▼

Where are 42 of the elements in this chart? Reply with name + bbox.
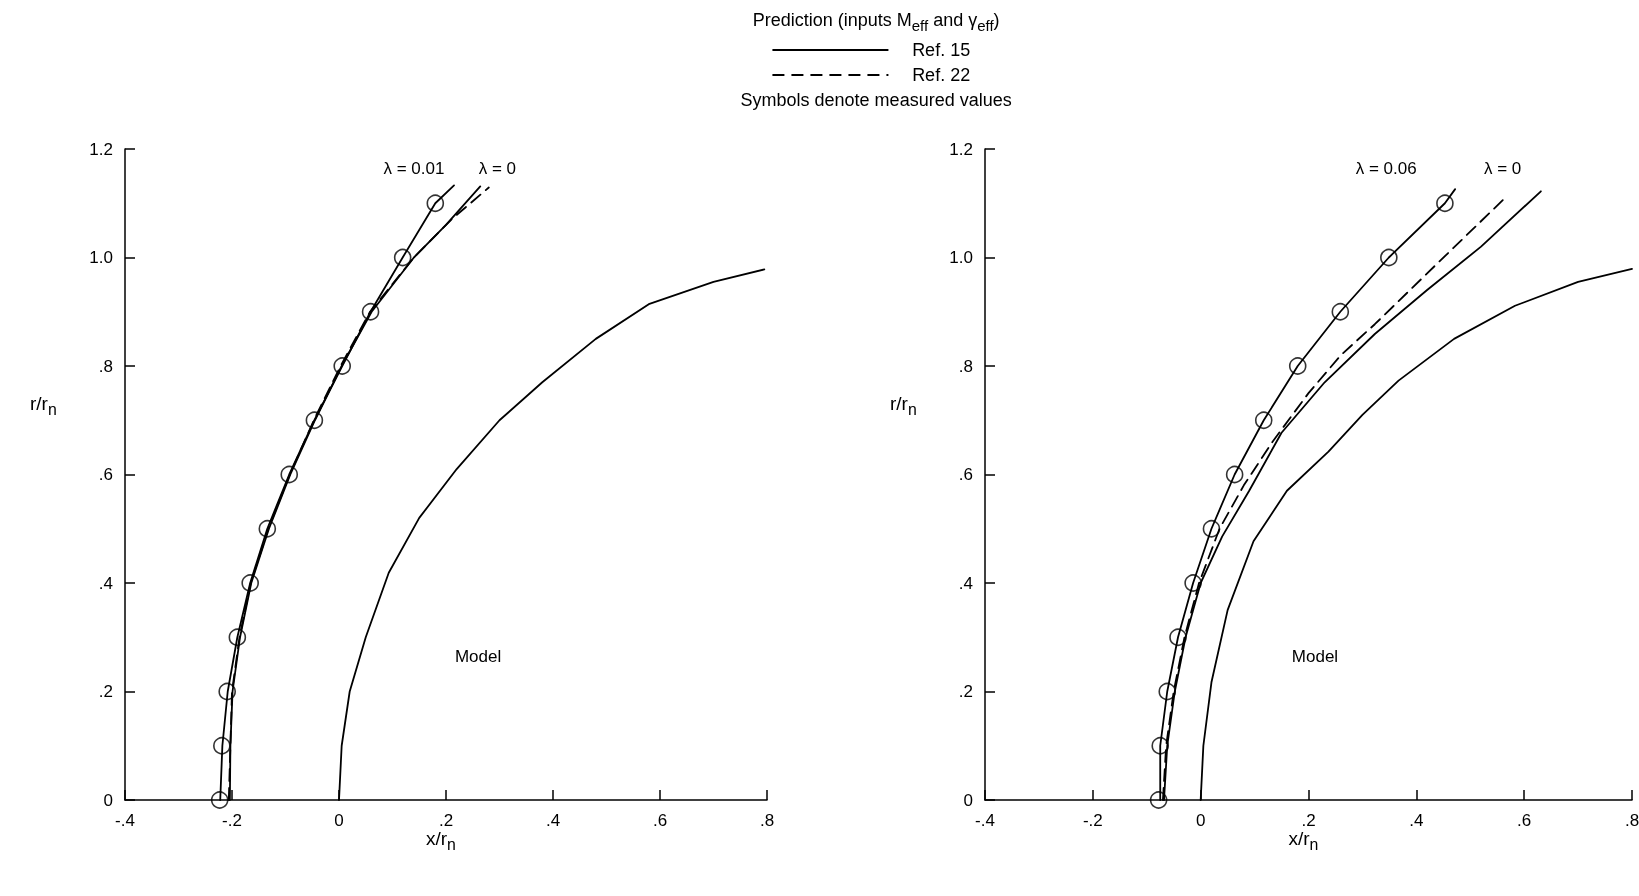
y-tick-label: .8: [958, 356, 973, 376]
y-tick-label: .6: [958, 465, 973, 484]
y-axis-title: r/r$_{n}$: [30, 393, 57, 419]
y-tick-label: 1.2: [89, 139, 113, 159]
y-tick-label: .2: [98, 682, 113, 701]
y-tick-label: 1.2: [949, 139, 973, 159]
x-axis-title: x/r$_{n}$: [426, 828, 456, 854]
x-tick-label: 0: [1195, 811, 1206, 830]
x-tick-label: -.2: [222, 811, 242, 830]
x-axis-title: x/r$_{n}$: [1288, 828, 1319, 854]
annotation: Model: [454, 647, 502, 667]
y-tick-label: 0: [103, 790, 113, 810]
annotation: λ = 0.06: [1355, 159, 1417, 179]
annotation: Model: [1291, 647, 1339, 667]
y-tick-label: .8: [98, 356, 113, 376]
x-tick-label: .2: [438, 811, 454, 830]
x-tick-label: .4: [545, 811, 561, 830]
y-tick-label: .2: [958, 682, 973, 701]
legend-title: Prediction (inputs M$_{eff}$ and γ$_{eff}$): [751, 9, 1001, 36]
text: Ref. 22: [912, 63, 972, 87]
x-tick-label: .8: [759, 811, 775, 830]
y-tick-label: .4: [98, 573, 113, 593]
y-tick-label: 1.0: [949, 248, 973, 267]
x-tick-label: .4: [1409, 811, 1424, 830]
x-tick-label: .8: [1624, 811, 1639, 830]
x-tick-label: .6: [1517, 811, 1532, 830]
text: Symbols denote measured values: [740, 88, 1012, 112]
annotation: λ = 0: [478, 159, 517, 179]
x-tick-label: -.4: [975, 811, 995, 830]
x-tick-label: 0: [334, 811, 344, 830]
y-tick-label: .6: [98, 465, 113, 484]
x-tick-label: -.4: [115, 811, 135, 830]
y-tick-label: 1.0: [89, 248, 113, 267]
text: Ref. 15: [912, 38, 972, 62]
annotation: λ = 0: [1483, 159, 1522, 179]
y-axis-title: r/r$_{n}$: [890, 393, 917, 419]
x-tick-label: -.2: [1082, 811, 1103, 830]
x-tick-label: .2: [1301, 811, 1316, 830]
y-tick-label: .4: [958, 573, 973, 593]
x-tick-label: .6: [652, 811, 668, 830]
y-tick-label: 0: [963, 790, 973, 810]
annotation: λ = 0.01: [383, 159, 445, 179]
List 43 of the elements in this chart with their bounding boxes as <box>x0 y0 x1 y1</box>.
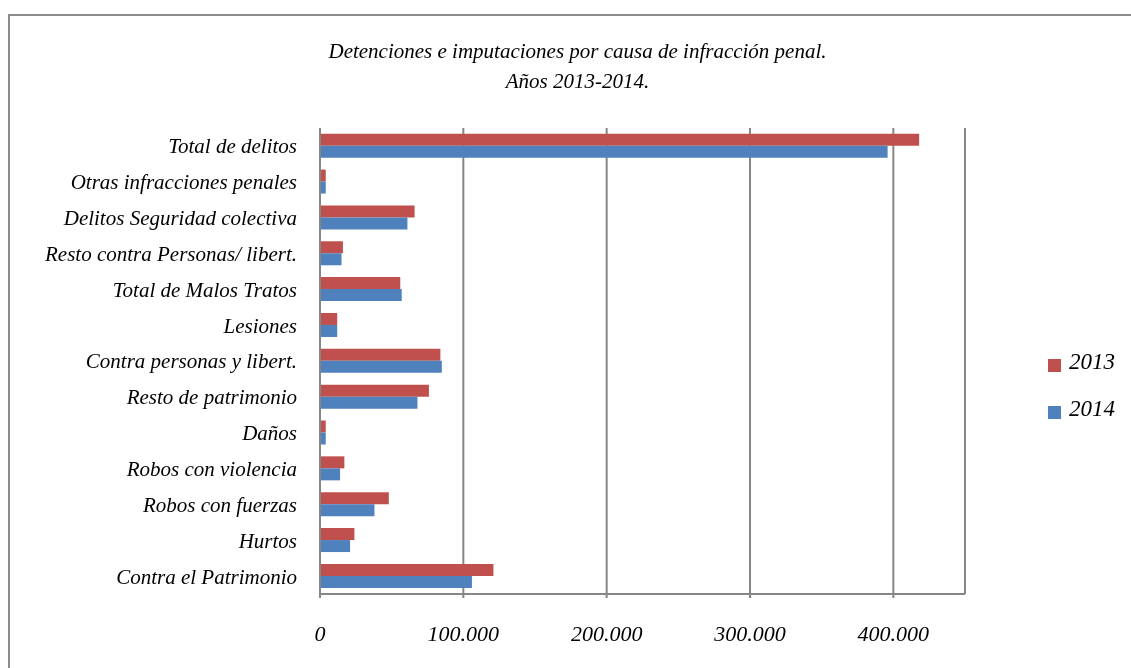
bar <box>320 540 351 553</box>
bar <box>320 456 345 469</box>
y-tick-label: Delitos Seguridad colectiva <box>62 206 297 231</box>
bar <box>320 348 441 361</box>
legend-label: 2014 <box>1069 396 1115 421</box>
bar <box>320 360 442 373</box>
legend-label: 2013 <box>1069 349 1115 374</box>
x-tick-label: 300.000 <box>713 620 786 646</box>
bar <box>320 289 402 302</box>
bar <box>320 253 342 266</box>
y-tick-label: Robos con violencia <box>125 456 297 481</box>
bar <box>320 217 408 230</box>
bar <box>320 396 418 409</box>
y-tick-label: Daños <box>241 421 297 446</box>
y-tick-label: Total de delitos <box>168 134 297 159</box>
bar <box>320 277 401 290</box>
y-tick-label: Robos con fuerzas <box>142 492 297 517</box>
bar <box>320 205 415 218</box>
y-tick-label: Resto de patrimonio <box>125 385 297 410</box>
bar <box>320 504 375 517</box>
y-tick-label: Lesiones <box>222 313 297 338</box>
x-tick-label: 100.000 <box>427 620 500 646</box>
bar <box>320 384 429 397</box>
y-tick-label: Contra el Patrimonio <box>116 564 297 589</box>
bar <box>320 528 355 541</box>
x-tick-label: 200.000 <box>570 620 643 646</box>
y-tick-label: Total de Malos Tratos <box>112 277 297 302</box>
y-tick-label: Otras infracciones penales <box>70 170 297 195</box>
bar <box>320 324 338 337</box>
x-tick-label: 400.000 <box>857 620 930 646</box>
chart-title: Detenciones e imputaciones por causa de infracción penal. Años 2013-2014. <box>327 38 828 95</box>
y-tick-label: Hurtos <box>237 528 297 553</box>
bar <box>320 575 472 588</box>
bar <box>320 145 888 158</box>
bar <box>320 492 389 505</box>
bar <box>320 241 343 254</box>
y-tick-label: Resto contra Personas/ libert. <box>44 241 297 266</box>
y-tick-label: Contra personas y libert. <box>85 349 297 374</box>
bar <box>320 563 494 576</box>
bar <box>320 312 338 325</box>
x-tick-label: 0 <box>314 620 326 646</box>
bar <box>320 468 341 481</box>
bar <box>320 133 920 146</box>
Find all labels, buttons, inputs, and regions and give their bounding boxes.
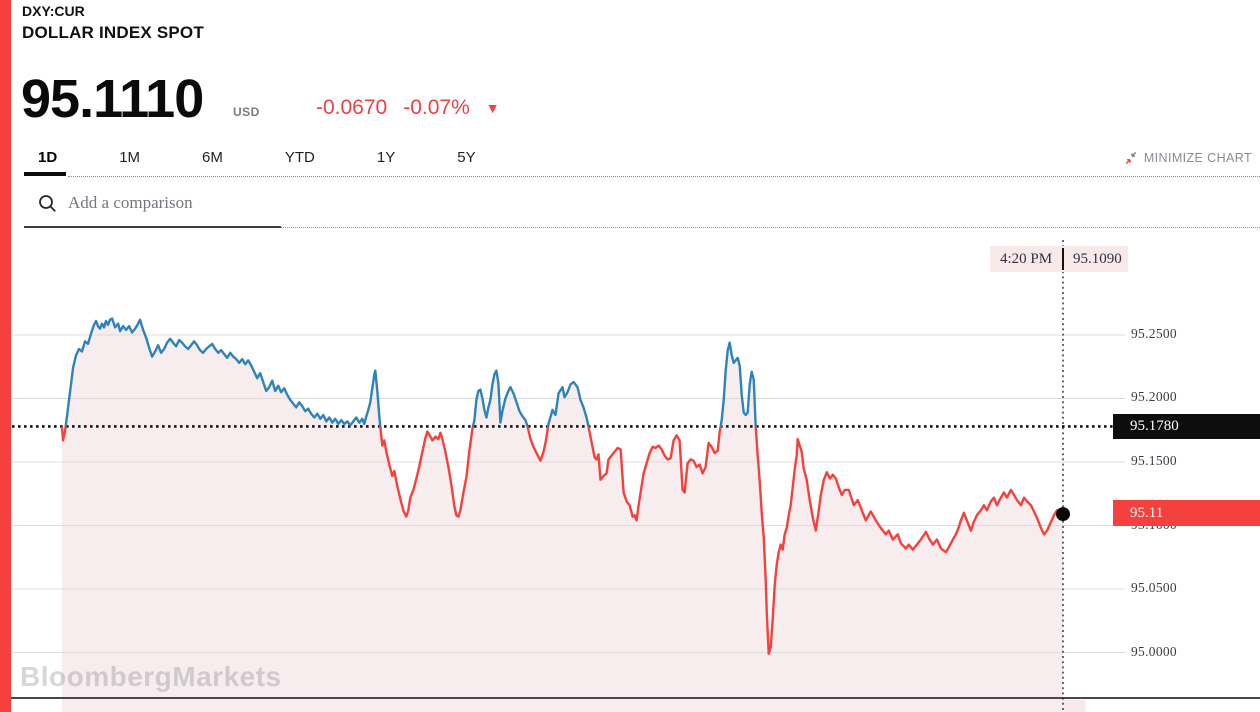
tab-1m[interactable]: 1M [119, 149, 141, 166]
minimize-chart-button[interactable]: MINIMIZE CHART [1124, 151, 1252, 165]
y-axis-tick-label: 95.2000 [1131, 389, 1177, 404]
price-change-row: -0.0670 -0.07% ▼ [316, 96, 500, 120]
add-comparison-input[interactable] [66, 192, 285, 214]
search-icon [39, 194, 56, 212]
price-change-percent: -0.07% [403, 96, 470, 119]
last-price-value: 95.1110 [21, 69, 204, 129]
minimize-chart-label: MINIMIZE CHART [1143, 151, 1252, 165]
ticker-symbol: DXY:CUR [22, 3, 85, 19]
tab-1y[interactable]: 1Y [376, 149, 396, 166]
previous-close-badge: 95.1780 [1113, 414, 1260, 439]
search-underline [24, 226, 281, 228]
crosshair-tooltip: 4:20 PM 95.1090 [990, 246, 1128, 272]
time-range-tabs: 1D 1M 6M YTD 1Y 5Y [38, 149, 538, 166]
y-axis-tick-label: 95.0000 [1131, 644, 1177, 659]
bloomberg-markets-watermark: BloombergMarkets [20, 661, 282, 692]
tooltip-price: 95.1090 [1073, 250, 1122, 267]
currency-label: USD [233, 105, 260, 119]
tooltip-time: 4:20 PM [990, 248, 1064, 270]
tabs-dotted-separator [68, 176, 1260, 177]
active-tab-underline [24, 172, 66, 176]
tab-1d[interactable]: 1D [38, 149, 58, 166]
y-axis-tick-label: 95.1500 [1131, 453, 1177, 468]
price-line-below-prev-close [60, 426, 1063, 655]
tab-6m[interactable]: 6M [202, 149, 223, 166]
tab-ytd[interactable]: YTD [284, 149, 315, 166]
search-dotted-separator [281, 227, 1260, 228]
collapse-arrows-icon [1125, 151, 1137, 165]
left-accent-bar [0, 0, 11, 712]
x-axis-hover-stub [1063, 700, 1086, 712]
security-name: DOLLAR INDEX SPOT [22, 23, 204, 42]
price-change-absolute: -0.0670 [316, 96, 388, 119]
tab-5y[interactable]: 5Y [457, 149, 476, 166]
y-axis-tick-label: 95.0500 [1131, 580, 1177, 595]
price-line-above-prev-close [61, 317, 757, 427]
down-arrow-icon: ▼ [485, 99, 500, 116]
last-price-badge: 95.11 [1113, 500, 1260, 526]
comparison-search [38, 192, 285, 214]
y-axis-tick-label: 95.2500 [1131, 326, 1177, 341]
last-price-dot [1056, 507, 1070, 522]
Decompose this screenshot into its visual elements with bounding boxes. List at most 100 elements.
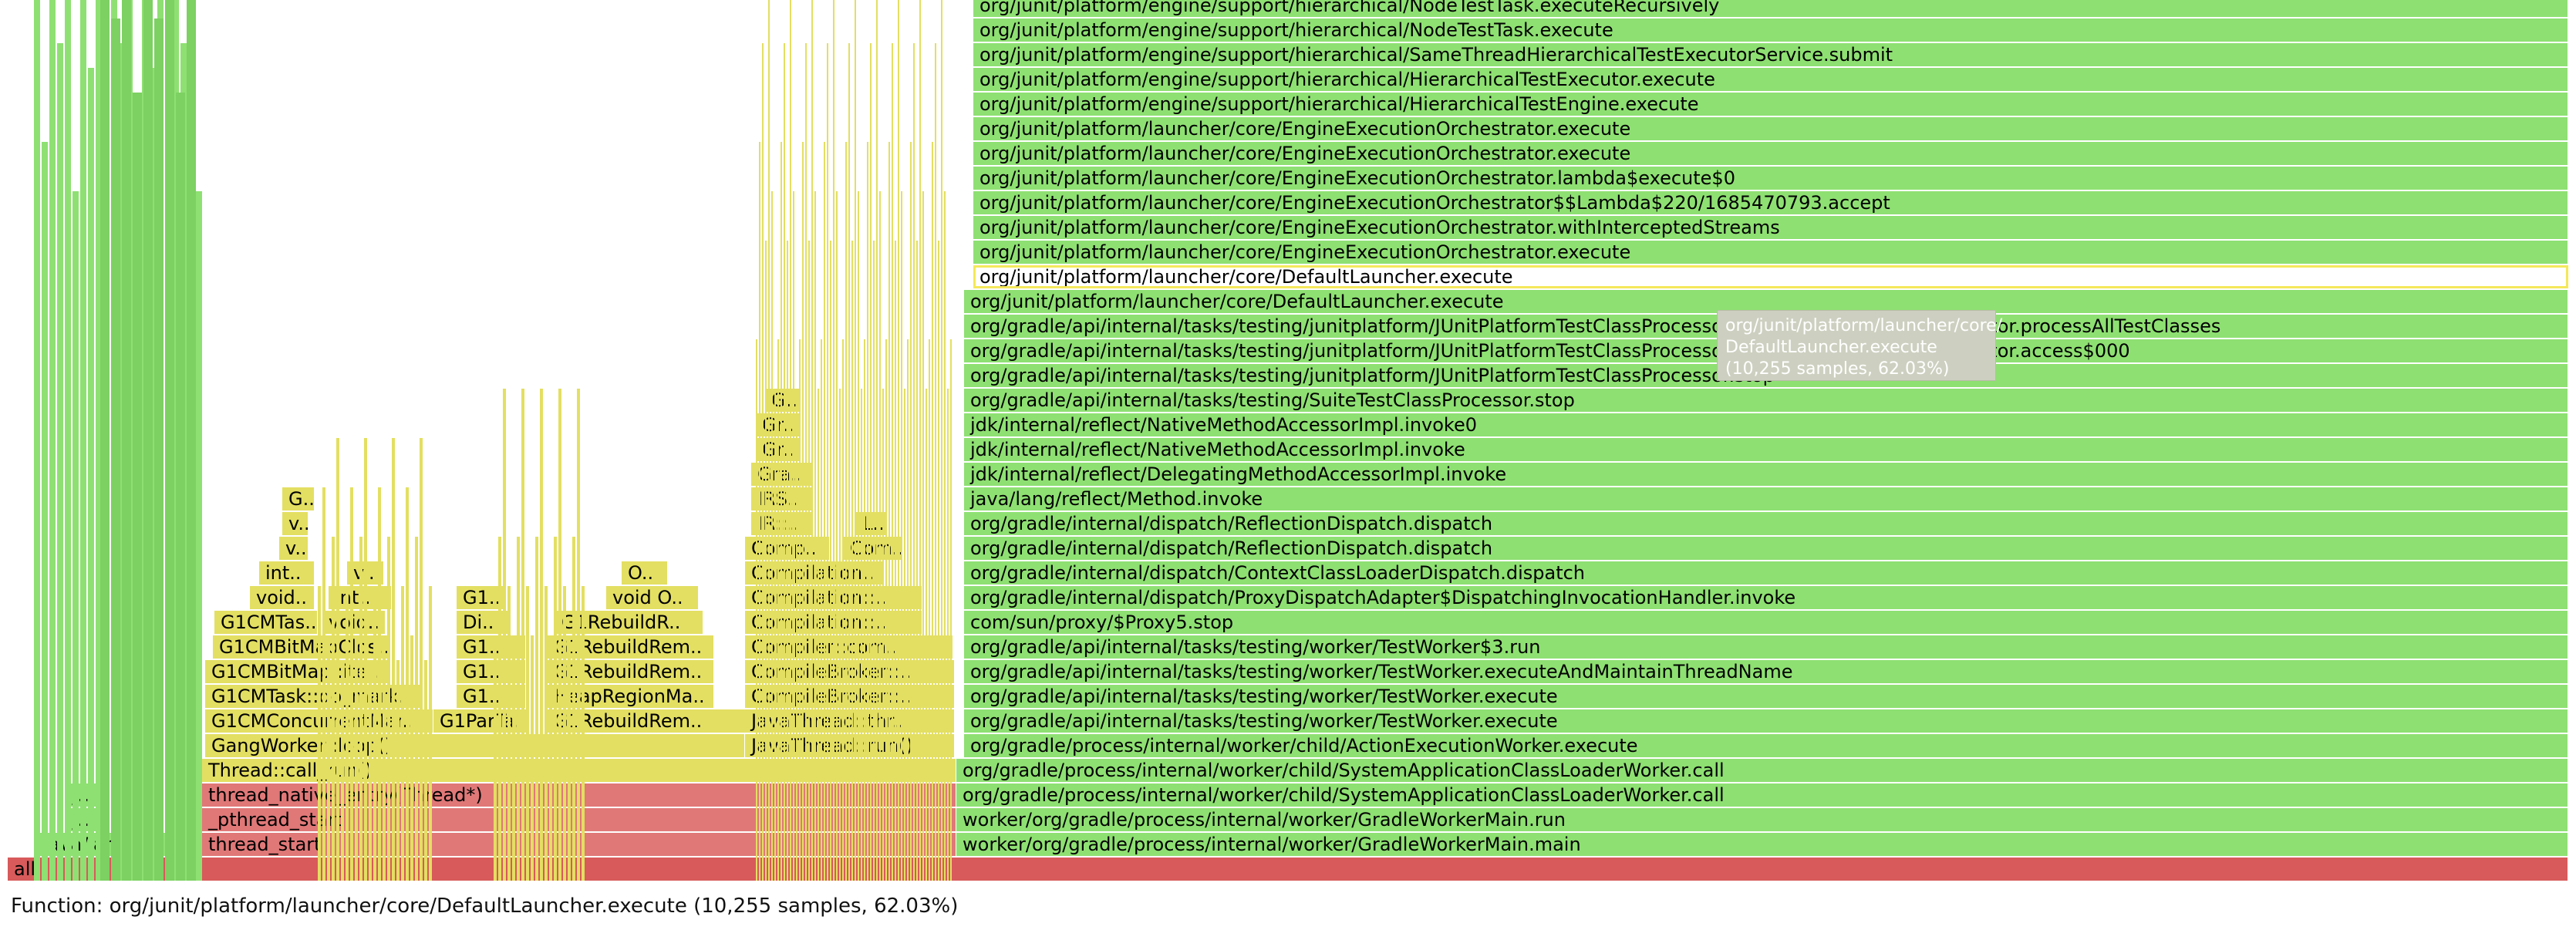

▲

_Exercise directions_: Rewrite all of the items above, changing every "y-tick-label" to "y-axis-label" and leaving everything else the same, and leave the pictures out of your answer.

_Task answer_:
Where are 42 of the elements in this chart? Reply with name + bbox.
y-axis-label: .8: [958, 356, 973, 376]
y-axis-label: .6: [958, 465, 973, 484]
y-axis-title: r/r$_{n}$: [30, 393, 57, 419]
y-axis-label: 1.2: [89, 139, 113, 159]
y-axis-label: .2: [98, 682, 113, 701]
y-axis-label: 1.2: [949, 139, 973, 159]
x-axis-title: x/r$_{n}$: [426, 828, 456, 854]
x-tick-label: 0: [1195, 811, 1206, 830]
x-tick-label: -.2: [222, 811, 242, 830]
x-axis-title: x/r$_{n}$: [1288, 828, 1319, 854]
annotation: Model: [454, 647, 502, 667]
y-axis-label: 0: [103, 790, 113, 810]
annotation: λ = 0.06: [1355, 159, 1417, 179]
annotation: Model: [1291, 647, 1339, 667]
y-axis-label: .8: [98, 356, 113, 376]
x-tick-label: .2: [438, 811, 454, 830]
x-tick-label: .4: [545, 811, 561, 830]
y-axis-label: .2: [958, 682, 973, 701]
legend-title: Prediction (inputs M$_{eff}$ and γ$_{eff}$): [751, 9, 1001, 36]
text: Ref. 22: [912, 63, 972, 87]
x-tick-label: .8: [759, 811, 775, 830]
y-axis-label: .4: [98, 573, 113, 593]
y-axis-label: 1.0: [949, 248, 973, 267]
x-tick-label: .4: [1409, 811, 1424, 830]
x-tick-label: .8: [1624, 811, 1639, 830]
x-tick-label: .6: [1517, 811, 1532, 830]
text: Symbols denote measured values: [740, 88, 1012, 112]
annotation: λ = 0: [478, 159, 517, 179]
x-tick-label: -.4: [975, 811, 995, 830]
x-tick-label: 0: [334, 811, 344, 830]
y-axis-label: .6: [98, 465, 113, 484]
x-tick-label: -.4: [115, 811, 135, 830]
y-axis-label: 1.0: [89, 248, 113, 267]
text: Ref. 15: [912, 38, 972, 62]
annotation: λ = 0: [1483, 159, 1522, 179]
y-axis-title: r/r$_{n}$: [890, 393, 917, 419]
x-tick-label: -.2: [1082, 811, 1103, 830]
x-tick-label: .2: [1301, 811, 1316, 830]
y-axis-label: .4: [958, 573, 973, 593]
x-tick-label: .6: [652, 811, 668, 830]
y-axis-label: 0: [963, 790, 973, 810]
annotation: λ = 0.01: [383, 159, 445, 179]
List 43 of the elements in this chart with their bounding boxes as <box>x0 y0 x1 y1</box>.
bar <box>320 540 351 553</box>
bar <box>320 456 345 469</box>
y-axis-label: Delitos Seguridad colectiva <box>62 206 297 231</box>
bar <box>320 348 441 361</box>
legend-label: 2014 <box>1069 396 1115 421</box>
bar <box>320 360 442 373</box>
legend-label: 2013 <box>1069 349 1115 374</box>
x-tick-label: 300.000 <box>713 620 786 646</box>
bar <box>320 289 402 302</box>
bar <box>320 253 342 266</box>
y-axis-label: Robos con violencia <box>125 456 297 481</box>
bar <box>320 217 408 230</box>
bar <box>320 396 418 409</box>
y-axis-label: Daños <box>241 421 297 446</box>
y-axis-label: Total de delitos <box>168 134 297 159</box>
bar <box>320 277 401 290</box>
y-axis-label: Robos con fuerzas <box>142 492 297 517</box>
bar <box>320 205 415 218</box>
y-axis-label: Resto de patrimonio <box>125 385 297 410</box>
bar <box>320 504 375 517</box>
y-axis-label: Lesiones <box>222 313 297 338</box>
x-tick-label: 100.000 <box>427 620 500 646</box>
bar <box>320 384 429 397</box>
y-axis-label: Contra el Patrimonio <box>116 564 297 589</box>
bar <box>320 528 355 541</box>
x-tick-label: 200.000 <box>570 620 643 646</box>
y-axis-label: Total de Malos Tratos <box>112 277 297 302</box>
y-axis-label: Otras infracciones penales <box>70 170 297 195</box>
bar <box>320 324 338 337</box>
x-tick-label: 400.000 <box>857 620 930 646</box>
chart-title: Detenciones e imputaciones por causa de infracción penal. Años 2013-2014. <box>327 38 828 95</box>
y-axis-label: Hurtos <box>237 528 297 553</box>
bar <box>320 575 472 588</box>
bar <box>320 145 888 158</box>
bar <box>320 492 389 505</box>
bar <box>320 241 343 254</box>
y-axis-label: Resto contra Personas/ libert. <box>44 241 297 266</box>
y-axis-label: Contra personas y libert. <box>85 349 297 374</box>
bar <box>320 563 494 576</box>
bar <box>320 312 338 325</box>
x-tick-label: 0 <box>314 620 326 646</box>
bar <box>320 468 341 481</box>
bar <box>320 133 920 146</box>
Find all labels, buttons, inputs, and regions and give their bounding boxes.
tab-1m[interactable]: 1M [119, 149, 141, 166]
minimize-chart-button[interactable]: MINIMIZE CHART [1124, 151, 1252, 165]
y-axis-tick-label: 95.2000 [1131, 389, 1177, 404]
price-change-row: -0.0670 -0.07% ▼ [316, 96, 500, 120]
add-comparison-input[interactable] [66, 192, 285, 214]
search-icon [39, 194, 56, 212]
price-change-percent: -0.07% [403, 96, 470, 119]
last-price-value: 95.1110 [21, 69, 204, 129]
minimize-chart-label: MINIMIZE CHART [1143, 151, 1252, 165]
ticker-symbol: DXY:CUR [22, 3, 85, 19]
tab-1y[interactable]: 1Y [376, 149, 396, 166]
previous-close-badge: 95.1780 [1113, 414, 1260, 439]
search-underline [24, 226, 281, 228]
crosshair-tooltip: 4:20 PM 95.1090 [990, 246, 1128, 272]
time-range-tabs: 1D 1M 6M YTD 1Y 5Y [38, 149, 538, 166]
y-axis-tick-label: 95.0000 [1131, 644, 1177, 659]
bloomberg-markets-watermark: BloombergMarkets [20, 661, 282, 692]
tooltip-price: 95.1090 [1073, 250, 1122, 267]
currency-label: USD [233, 105, 260, 119]
tooltip-time: 4:20 PM [990, 248, 1064, 270]
tabs-dotted-separator [68, 176, 1260, 177]
active-tab-underline [24, 172, 66, 176]
tab-1d[interactable]: 1D [38, 149, 58, 166]
y-axis-tick-label: 95.1500 [1131, 453, 1177, 468]
price-line-below-prev-close [60, 426, 1063, 655]
tab-6m[interactable]: 6M [202, 149, 223, 166]
tab-ytd[interactable]: YTD [284, 149, 315, 166]
search-dotted-separator [281, 227, 1260, 228]
collapse-arrows-icon [1125, 151, 1137, 165]
left-accent-bar [0, 0, 11, 712]
x-axis-hover-stub [1063, 700, 1086, 712]
security-name: DOLLAR INDEX SPOT [22, 23, 204, 42]
price-change-absolute: -0.0670 [316, 96, 388, 119]
tab-5y[interactable]: 5Y [457, 149, 476, 166]
y-axis-tick-label: 95.0500 [1131, 580, 1177, 595]
price-line-above-prev-close [61, 317, 757, 427]
down-arrow-icon: ▼ [485, 99, 500, 116]
last-price-badge: 95.11 [1113, 500, 1260, 526]
comparison-search [38, 192, 285, 214]
y-axis-tick-label: 95.2500 [1131, 326, 1177, 341]
last-price-dot [1056, 507, 1070, 522]
Decompose this screenshot into its visual elements with bounding boxes. List at most 100 elements.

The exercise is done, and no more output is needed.